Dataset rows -
....

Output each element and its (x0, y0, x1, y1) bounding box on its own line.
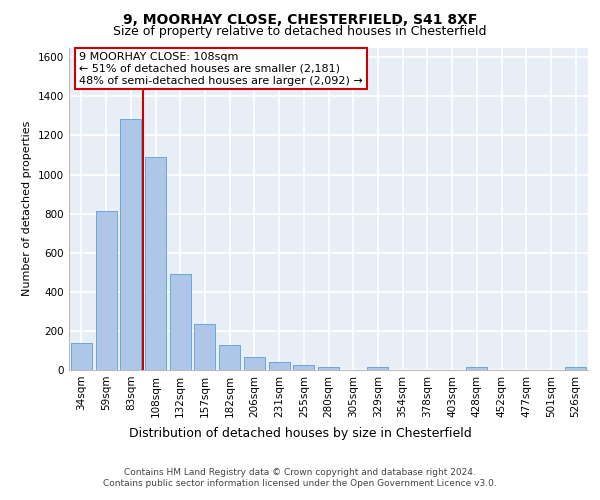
Bar (120, 119, 141, 370)
Bar (293, 364, 314, 370)
Bar (269, 362, 290, 370)
Bar (367, 367, 388, 370)
Text: Distribution of detached houses by size in Chesterfield: Distribution of detached houses by size … (128, 428, 472, 440)
Bar (565, 367, 586, 370)
Bar (170, 274, 191, 370)
Text: Contains HM Land Registry data © Crown copyright and database right 2024.
Contai: Contains HM Land Registry data © Crown c… (103, 468, 497, 487)
Bar (466, 367, 487, 370)
Bar (194, 324, 215, 370)
Y-axis label: Number of detached properties: Number of detached properties (22, 121, 32, 296)
Text: 9 MOORHAY CLOSE: 108sqm
← 51% of detached houses are smaller (2,181)
48% of semi: 9 MOORHAY CLOSE: 108sqm ← 51% of detache… (79, 52, 363, 86)
Text: Size of property relative to detached houses in Chesterfield: Size of property relative to detached ho… (113, 25, 487, 38)
Bar (71, 342, 92, 370)
Bar (244, 358, 265, 370)
Bar (145, 157, 166, 370)
Bar (95, 210, 116, 370)
Bar (219, 345, 240, 370)
Text: 9, MOORHAY CLOSE, CHESTERFIELD, S41 8XF: 9, MOORHAY CLOSE, CHESTERFIELD, S41 8XF (123, 12, 477, 26)
Bar (318, 367, 339, 370)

....

Problem description - Output every line of the material verbatim, from the line containing "Bar (120, 119, 141, 370)" down to the last line of the material, including both.

Answer to this task -
Bar (120, 119, 141, 370)
Bar (293, 364, 314, 370)
Bar (269, 362, 290, 370)
Bar (367, 367, 388, 370)
Text: Distribution of detached houses by size in Chesterfield: Distribution of detached houses by size … (128, 428, 472, 440)
Bar (565, 367, 586, 370)
Bar (170, 274, 191, 370)
Text: Contains HM Land Registry data © Crown copyright and database right 2024.
Contai: Contains HM Land Registry data © Crown c… (103, 468, 497, 487)
Bar (466, 367, 487, 370)
Bar (194, 324, 215, 370)
Y-axis label: Number of detached properties: Number of detached properties (22, 121, 32, 296)
Text: 9 MOORHAY CLOSE: 108sqm
← 51% of detached houses are smaller (2,181)
48% of semi: 9 MOORHAY CLOSE: 108sqm ← 51% of detache… (79, 52, 363, 86)
Text: Size of property relative to detached houses in Chesterfield: Size of property relative to detached ho… (113, 25, 487, 38)
Bar (71, 342, 92, 370)
Bar (244, 358, 265, 370)
Bar (145, 157, 166, 370)
Bar (95, 210, 116, 370)
Bar (219, 345, 240, 370)
Text: 9, MOORHAY CLOSE, CHESTERFIELD, S41 8XF: 9, MOORHAY CLOSE, CHESTERFIELD, S41 8XF (123, 12, 477, 26)
Bar (318, 367, 339, 370)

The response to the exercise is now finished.